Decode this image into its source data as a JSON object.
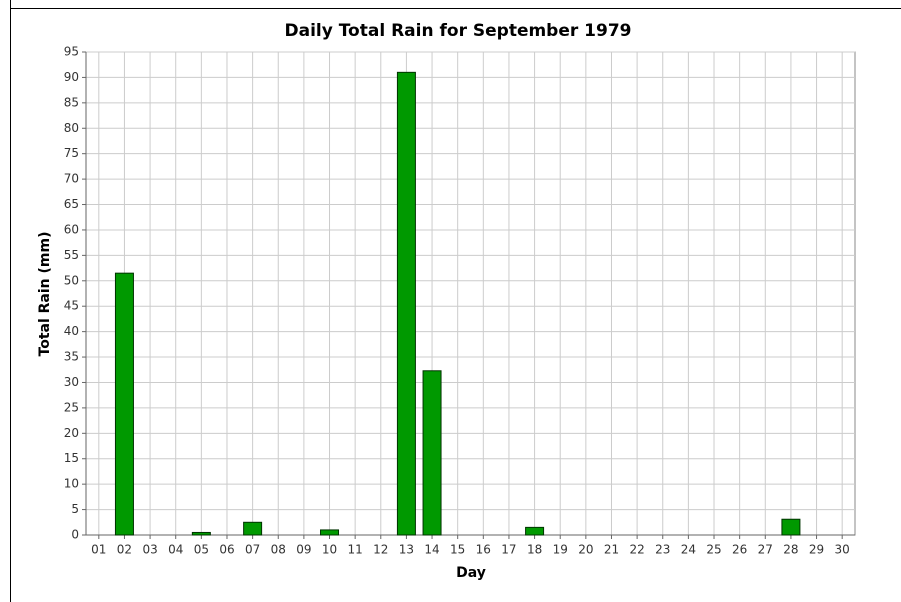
{
  "chart_data": {
    "type": "bar",
    "title": "Daily Total Rain for September 1979",
    "x_label": "Day",
    "y_label": "Total Rain (mm)",
    "categories": [
      "01",
      "02",
      "03",
      "04",
      "05",
      "06",
      "07",
      "08",
      "09",
      "10",
      "11",
      "12",
      "13",
      "14",
      "15",
      "16",
      "17",
      "18",
      "19",
      "20",
      "21",
      "22",
      "23",
      "24",
      "25",
      "26",
      "27",
      "28",
      "29",
      "30"
    ],
    "values": [
      0,
      51.5,
      0,
      0,
      0.5,
      0,
      2.5,
      0,
      0,
      1.0,
      0,
      0,
      91,
      32.3,
      0,
      0,
      0,
      1.5,
      0,
      0,
      0,
      0,
      0,
      0,
      0,
      0,
      0,
      3.1,
      0,
      0
    ],
    "color": "#009900",
    "ylim": [
      0,
      95
    ],
    "yticks": [
      0,
      5,
      10,
      15,
      20,
      25,
      30,
      35,
      40,
      45,
      50,
      55,
      60,
      65,
      70,
      75,
      80,
      85,
      90,
      95
    ],
    "grid": true
  }
}
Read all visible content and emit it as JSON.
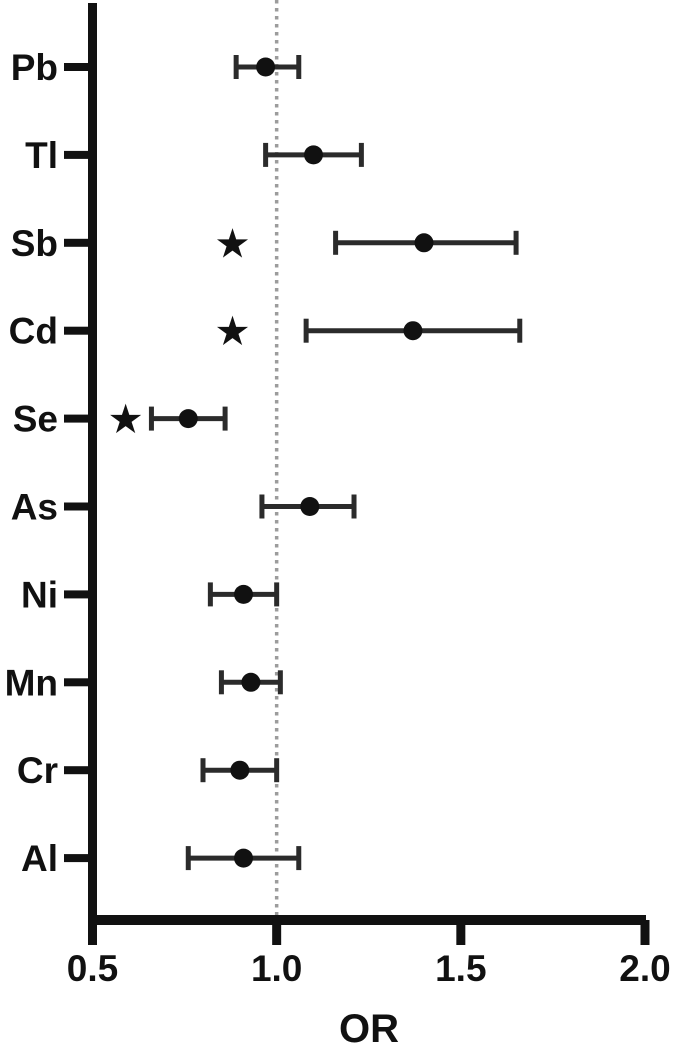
{
  "figure": {
    "background": "#ffffff",
    "axis_color": "#111111",
    "text_color": "#111111",
    "marker_color": "#111111",
    "bar_color": "#2b2b2b",
    "reference_line_color": "#9c9c9c"
  },
  "chart_data": {
    "type": "scatter",
    "subtype": "forest-plot",
    "title": "",
    "xlabel": "OR",
    "ylabel": "",
    "xlim": [
      0.5,
      2.0
    ],
    "x_ticks": [
      0.5,
      1.0,
      1.5,
      2.0
    ],
    "x_tick_labels": [
      "0.5",
      "1.0",
      "1.5",
      "2.0"
    ],
    "reference_line_x": 1.0,
    "grid": false,
    "legend": false,
    "significance_marker": "★",
    "categories": [
      "Pb",
      "Tl",
      "Sb",
      "Cd",
      "Se",
      "As",
      "Ni",
      "Mn",
      "Cr",
      "Al"
    ],
    "points": [
      {
        "label": "Pb",
        "or": 0.97,
        "ci_low": 0.89,
        "ci_high": 1.06,
        "significant": false,
        "star_x": null
      },
      {
        "label": "Tl",
        "or": 1.1,
        "ci_low": 0.97,
        "ci_high": 1.23,
        "significant": false,
        "star_x": null
      },
      {
        "label": "Sb",
        "or": 1.4,
        "ci_low": 1.16,
        "ci_high": 1.65,
        "significant": true,
        "star_x": 0.88
      },
      {
        "label": "Cd",
        "or": 1.37,
        "ci_low": 1.08,
        "ci_high": 1.66,
        "significant": true,
        "star_x": 0.88
      },
      {
        "label": "Se",
        "or": 0.76,
        "ci_low": 0.66,
        "ci_high": 0.86,
        "significant": true,
        "star_x": 0.59
      },
      {
        "label": "As",
        "or": 1.09,
        "ci_low": 0.96,
        "ci_high": 1.21,
        "significant": false,
        "star_x": null
      },
      {
        "label": "Ni",
        "or": 0.91,
        "ci_low": 0.82,
        "ci_high": 1.0,
        "significant": false,
        "star_x": null
      },
      {
        "label": "Mn",
        "or": 0.93,
        "ci_low": 0.85,
        "ci_high": 1.01,
        "significant": false,
        "star_x": null
      },
      {
        "label": "Cr",
        "or": 0.9,
        "ci_low": 0.8,
        "ci_high": 1.0,
        "significant": false,
        "star_x": null
      },
      {
        "label": "Al",
        "or": 0.91,
        "ci_low": 0.76,
        "ci_high": 1.06,
        "significant": false,
        "star_x": null
      }
    ]
  }
}
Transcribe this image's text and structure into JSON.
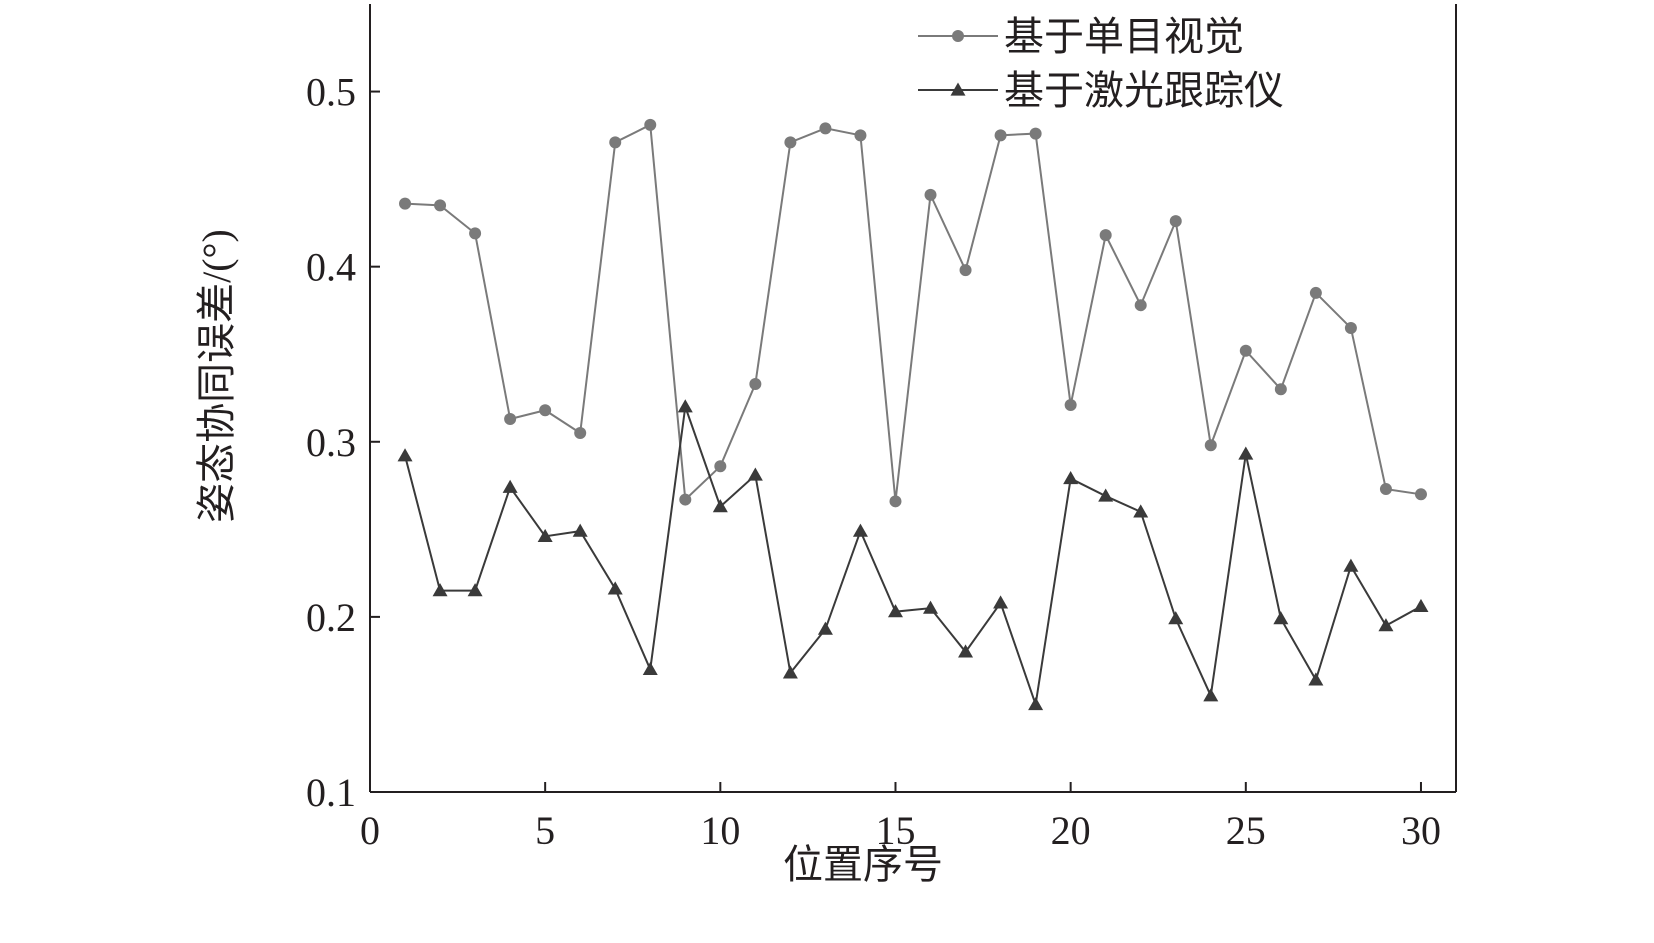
{
  "chart_data": {
    "type": "line",
    "title": "",
    "xlabel": "位置序号",
    "ylabel": "姿态协同误差/(°)",
    "xlim": [
      0,
      31
    ],
    "ylim": [
      0.1,
      0.55
    ],
    "xticks": [
      0,
      5,
      10,
      15,
      20,
      25,
      30
    ],
    "xtick_labels": [
      "0",
      "5",
      "10",
      "15",
      "20",
      "25",
      "30"
    ],
    "yticks": [
      0.1,
      0.2,
      0.3,
      0.4,
      0.5
    ],
    "ytick_labels": [
      "0.1",
      "0.2",
      "0.3",
      "0.4",
      "0.5"
    ],
    "grid": false,
    "legend_position": "top-right",
    "x": [
      1,
      2,
      3,
      4,
      5,
      6,
      7,
      8,
      9,
      10,
      11,
      12,
      13,
      14,
      15,
      16,
      17,
      18,
      19,
      20,
      21,
      22,
      23,
      24,
      25,
      26,
      27,
      28,
      29,
      30
    ],
    "series": [
      {
        "name": "基于单目视觉",
        "marker": "circle",
        "color": "#7a7a7a",
        "values": [
          0.436,
          0.435,
          0.419,
          0.313,
          0.318,
          0.305,
          0.471,
          0.481,
          0.267,
          0.286,
          0.333,
          0.471,
          0.479,
          0.475,
          0.266,
          0.441,
          0.398,
          0.475,
          0.476,
          0.321,
          0.418,
          0.378,
          0.426,
          0.298,
          0.352,
          0.33,
          0.385,
          0.365,
          0.273,
          0.27
        ]
      },
      {
        "name": "基于激光跟踪仪",
        "marker": "triangle",
        "color": "#3a3a3a",
        "values": [
          0.292,
          0.215,
          0.215,
          0.274,
          0.246,
          0.249,
          0.216,
          0.17,
          0.32,
          0.263,
          0.281,
          0.168,
          0.193,
          0.249,
          0.203,
          0.205,
          0.18,
          0.208,
          0.15,
          0.279,
          0.269,
          0.26,
          0.199,
          0.155,
          0.293,
          0.199,
          0.164,
          0.229,
          0.195,
          0.206
        ]
      }
    ]
  }
}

===============

INSTRUCTION:
Each record above must be returned exactly as written, with its pictures omitted.

TASK RESULT:
Decode this image into its source data as a JSON object.
{
  "chart_data": {
    "type": "bar",
    "title": "Daily Total Rain for September 1979",
    "x_label": "Day",
    "y_label": "Total Rain (mm)",
    "categories": [
      "01",
      "02",
      "03",
      "04",
      "05",
      "06",
      "07",
      "08",
      "09",
      "10",
      "11",
      "12",
      "13",
      "14",
      "15",
      "16",
      "17",
      "18",
      "19",
      "20",
      "21",
      "22",
      "23",
      "24",
      "25",
      "26",
      "27",
      "28",
      "29",
      "30"
    ],
    "values": [
      0,
      51.5,
      0,
      0,
      0.5,
      0,
      2.5,
      0,
      0,
      1.0,
      0,
      0,
      91,
      32.3,
      0,
      0,
      0,
      1.5,
      0,
      0,
      0,
      0,
      0,
      0,
      0,
      0,
      0,
      3.1,
      0,
      0
    ],
    "color": "#009900",
    "ylim": [
      0,
      95
    ],
    "yticks": [
      0,
      5,
      10,
      15,
      20,
      25,
      30,
      35,
      40,
      45,
      50,
      55,
      60,
      65,
      70,
      75,
      80,
      85,
      90,
      95
    ],
    "grid": true
  }
}
Read all visible content and emit it as JSON.
{
  "figure": {
    "background": "#ffffff",
    "axis_color": "#111111",
    "text_color": "#111111",
    "marker_color": "#111111",
    "bar_color": "#2b2b2b",
    "reference_line_color": "#9c9c9c"
  },
  "chart_data": {
    "type": "scatter",
    "subtype": "forest-plot",
    "title": "",
    "xlabel": "OR",
    "ylabel": "",
    "xlim": [
      0.5,
      2.0
    ],
    "x_ticks": [
      0.5,
      1.0,
      1.5,
      2.0
    ],
    "x_tick_labels": [
      "0.5",
      "1.0",
      "1.5",
      "2.0"
    ],
    "reference_line_x": 1.0,
    "grid": false,
    "legend": false,
    "significance_marker": "★",
    "categories": [
      "Pb",
      "Tl",
      "Sb",
      "Cd",
      "Se",
      "As",
      "Ni",
      "Mn",
      "Cr",
      "Al"
    ],
    "points": [
      {
        "label": "Pb",
        "or": 0.97,
        "ci_low": 0.89,
        "ci_high": 1.06,
        "significant": false,
        "star_x": null
      },
      {
        "label": "Tl",
        "or": 1.1,
        "ci_low": 0.97,
        "ci_high": 1.23,
        "significant": false,
        "star_x": null
      },
      {
        "label": "Sb",
        "or": 1.4,
        "ci_low": 1.16,
        "ci_high": 1.65,
        "significant": true,
        "star_x": 0.88
      },
      {
        "label": "Cd",
        "or": 1.37,
        "ci_low": 1.08,
        "ci_high": 1.66,
        "significant": true,
        "star_x": 0.88
      },
      {
        "label": "Se",
        "or": 0.76,
        "ci_low": 0.66,
        "ci_high": 0.86,
        "significant": true,
        "star_x": 0.59
      },
      {
        "label": "As",
        "or": 1.09,
        "ci_low": 0.96,
        "ci_high": 1.21,
        "significant": false,
        "star_x": null
      },
      {
        "label": "Ni",
        "or": 0.91,
        "ci_low": 0.82,
        "ci_high": 1.0,
        "significant": false,
        "star_x": null
      },
      {
        "label": "Mn",
        "or": 0.93,
        "ci_low": 0.85,
        "ci_high": 1.01,
        "significant": false,
        "star_x": null
      },
      {
        "label": "Cr",
        "or": 0.9,
        "ci_low": 0.8,
        "ci_high": 1.0,
        "significant": false,
        "star_x": null
      },
      {
        "label": "Al",
        "or": 0.91,
        "ci_low": 0.76,
        "ci_high": 1.06,
        "significant": false,
        "star_x": null
      }
    ]
  }
}
Transcribe this image's text and structure into JSON.
{
  "chart_data": {
    "type": "line",
    "title": "",
    "xlabel": "位置序号",
    "ylabel": "姿态协同误差/(°)",
    "xlim": [
      0,
      31
    ],
    "ylim": [
      0.1,
      0.55
    ],
    "xticks": [
      0,
      5,
      10,
      15,
      20,
      25,
      30
    ],
    "xtick_labels": [
      "0",
      "5",
      "10",
      "15",
      "20",
      "25",
      "30"
    ],
    "yticks": [
      0.1,
      0.2,
      0.3,
      0.4,
      0.5
    ],
    "ytick_labels": [
      "0.1",
      "0.2",
      "0.3",
      "0.4",
      "0.5"
    ],
    "grid": false,
    "legend_position": "top-right",
    "x": [
      1,
      2,
      3,
      4,
      5,
      6,
      7,
      8,
      9,
      10,
      11,
      12,
      13,
      14,
      15,
      16,
      17,
      18,
      19,
      20,
      21,
      22,
      23,
      24,
      25,
      26,
      27,
      28,
      29,
      30
    ],
    "series": [
      {
        "name": "基于单目视觉",
        "marker": "circle",
        "color": "#7a7a7a",
        "values": [
          0.436,
          0.435,
          0.419,
          0.313,
          0.318,
          0.305,
          0.471,
          0.481,
          0.267,
          0.286,
          0.333,
          0.471,
          0.479,
          0.475,
          0.266,
          0.441,
          0.398,
          0.475,
          0.476,
          0.321,
          0.418,
          0.378,
          0.426,
          0.298,
          0.352,
          0.33,
          0.385,
          0.365,
          0.273,
          0.27
        ]
      },
      {
        "name": "基于激光跟踪仪",
        "marker": "triangle",
        "color": "#3a3a3a",
        "values": [
          0.292,
          0.215,
          0.215,
          0.274,
          0.246,
          0.249,
          0.216,
          0.17,
          0.32,
          0.263,
          0.281,
          0.168,
          0.193,
          0.249,
          0.203,
          0.205,
          0.18,
          0.208,
          0.15,
          0.279,
          0.269,
          0.26,
          0.199,
          0.155,
          0.293,
          0.199,
          0.164,
          0.229,
          0.195,
          0.206
        ]
      }
    ]
  }
}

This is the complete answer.